BRIEF: Read through the records below and copy each line that uses the word "JSON".

MATERIAL FOR THE TASK:
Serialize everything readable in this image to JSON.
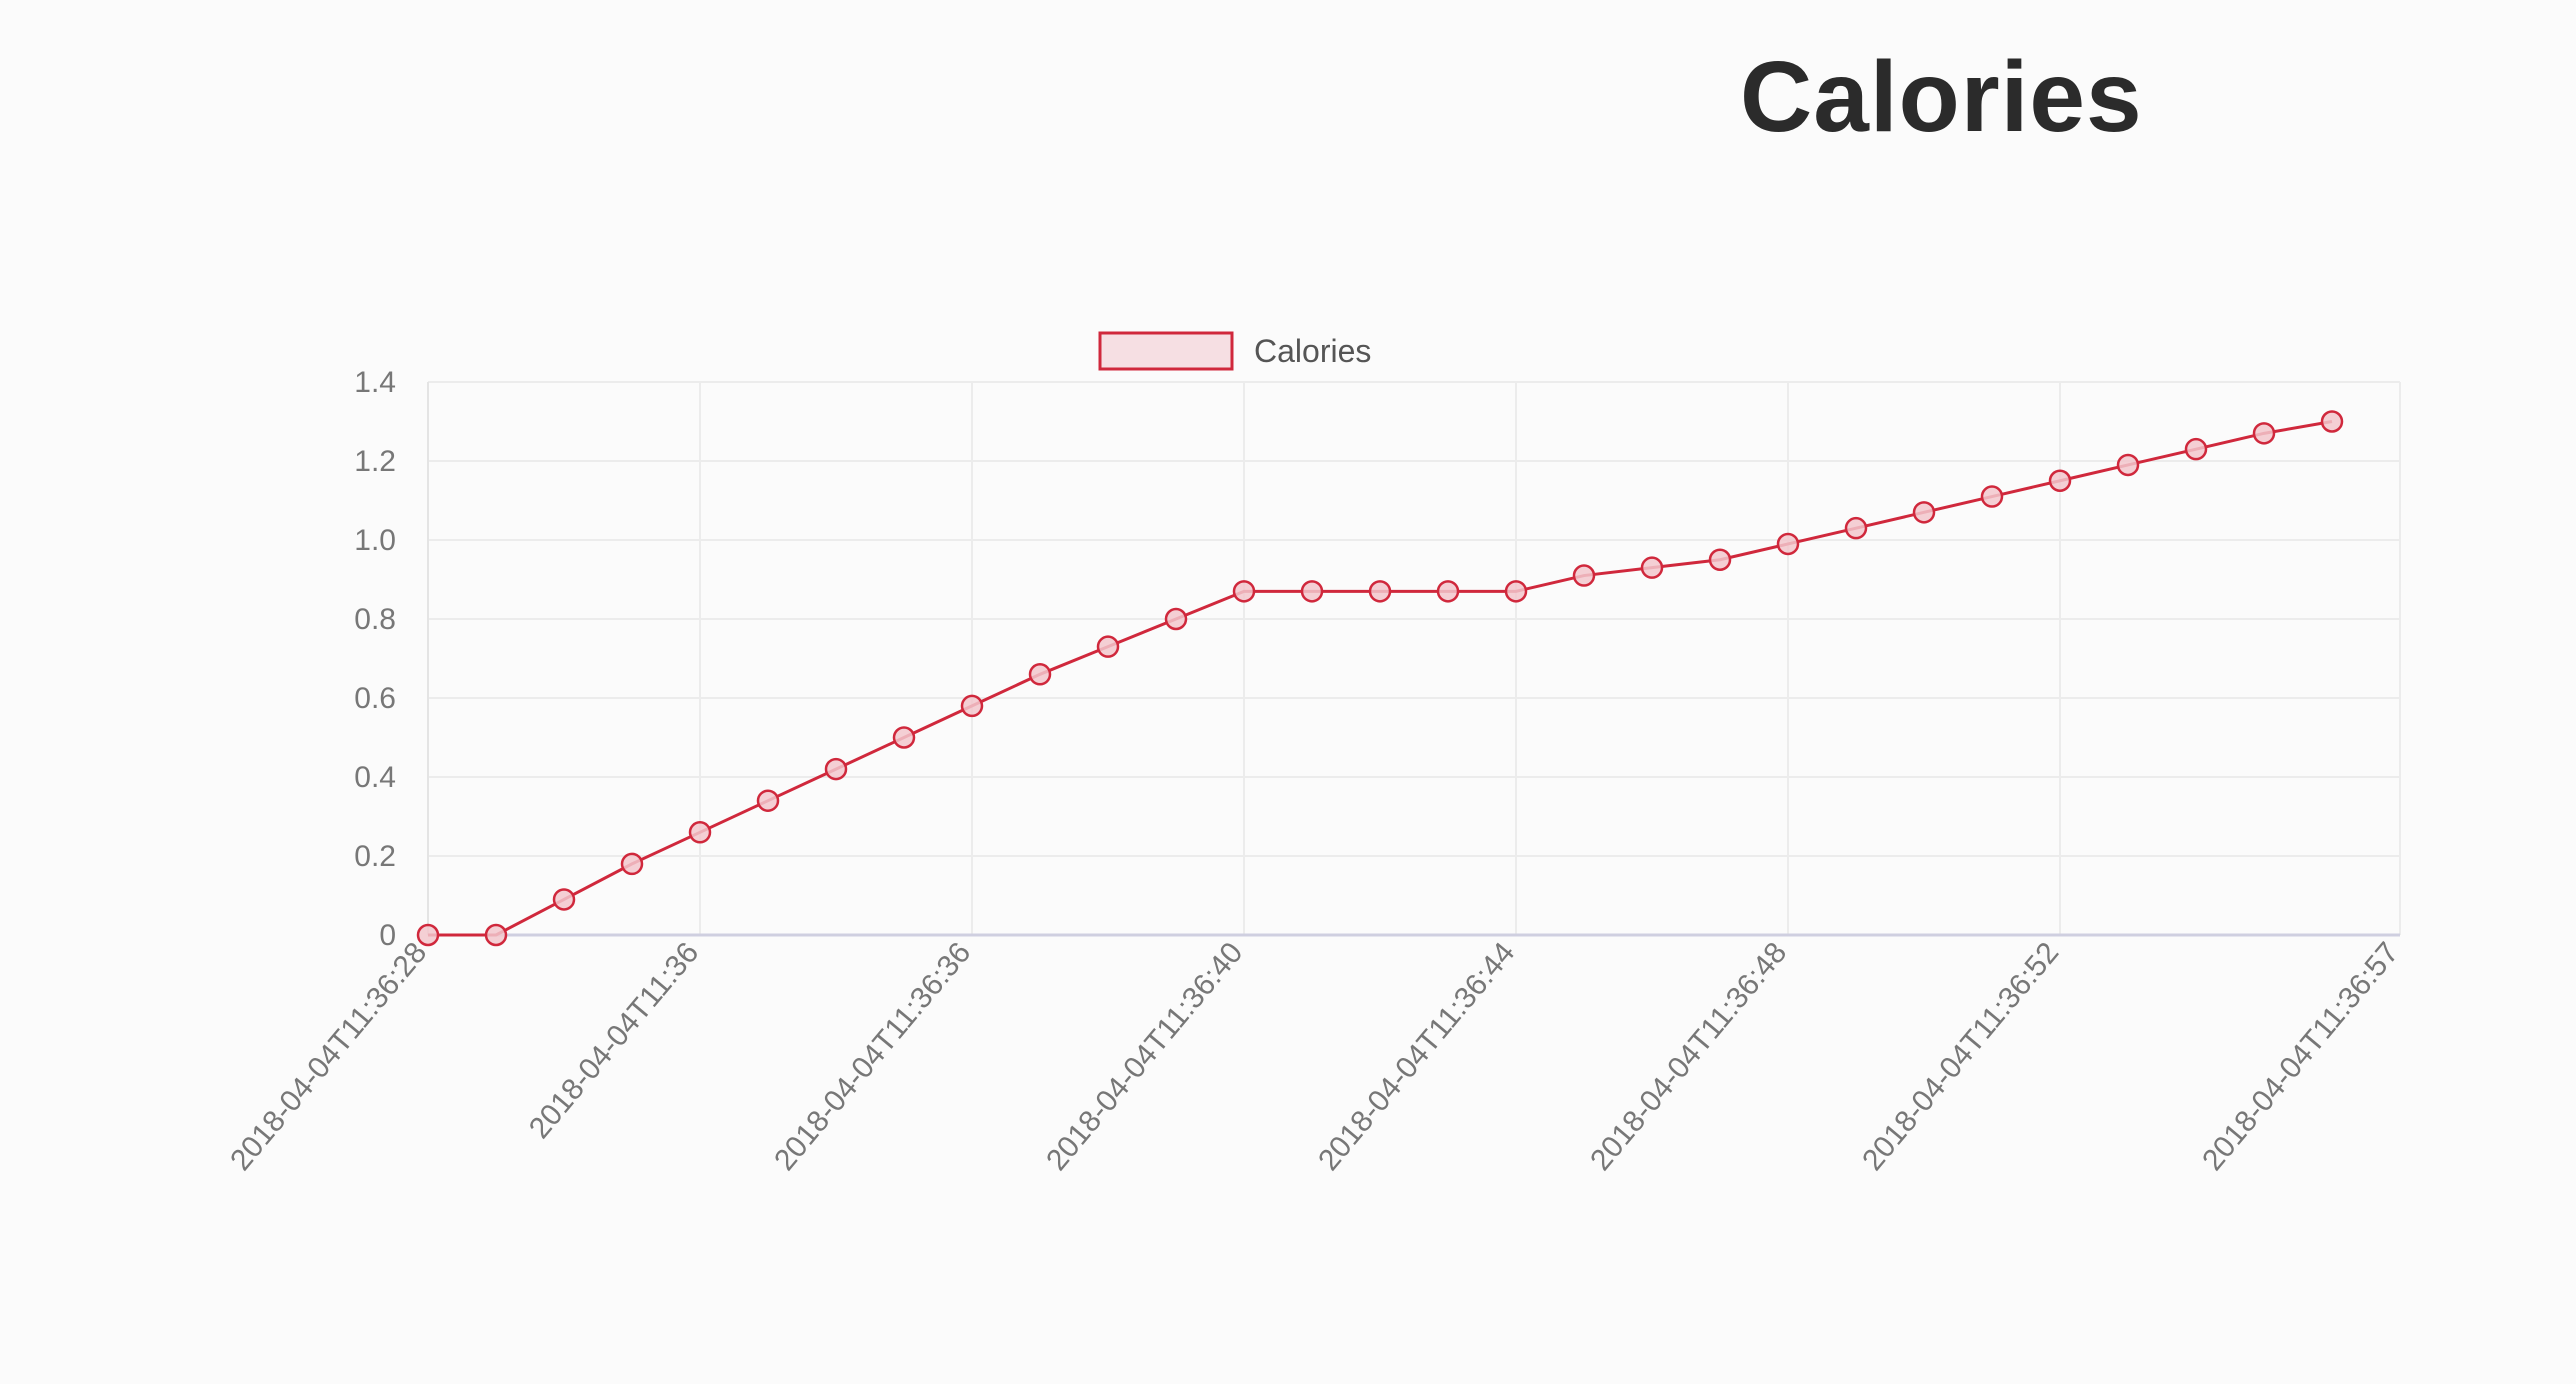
{
  "page": {
    "title": "Calories"
  },
  "chart_data": {
    "type": "line",
    "title": "",
    "xlabel": "",
    "ylabel": "",
    "ylim": [
      0,
      1.4
    ],
    "yticks": [
      "0",
      "0.2",
      "0.4",
      "0.6",
      "0.8",
      "1.0",
      "1.2",
      "1.4"
    ],
    "grid": true,
    "legend": "top-center",
    "x_tick_labels": [
      "2018-04-04T11:36:28",
      "2018-04-04T11:36",
      "2018-04-04T11:36:36",
      "2018-04-04T11:36:40",
      "2018-04-04T11:36:44",
      "2018-04-04T11:36:48",
      "2018-04-04T11:36:52",
      "2018-04-04T11:36:57"
    ],
    "series": [
      {
        "name": "Calories",
        "color": "#d0283c",
        "values": [
          0,
          0,
          0.09,
          0.18,
          0.26,
          0.34,
          0.42,
          0.5,
          0.58,
          0.66,
          0.73,
          0.8,
          0.87,
          0.87,
          0.87,
          0.87,
          0.87,
          0.91,
          0.93,
          0.95,
          0.99,
          1.03,
          1.07,
          1.11,
          1.15,
          1.19,
          1.23,
          1.27,
          1.3
        ]
      }
    ]
  }
}
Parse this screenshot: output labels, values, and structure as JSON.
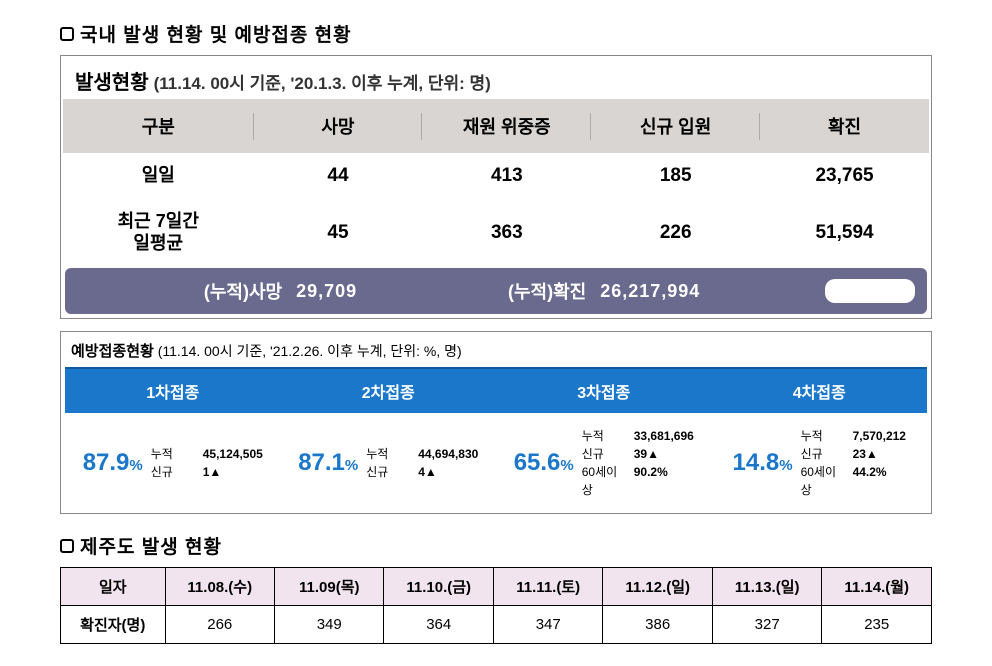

FINISHED TASK:
Serialize everything readable in this image to JSON.
Parse this screenshot: output labels, values, and structure as JSON.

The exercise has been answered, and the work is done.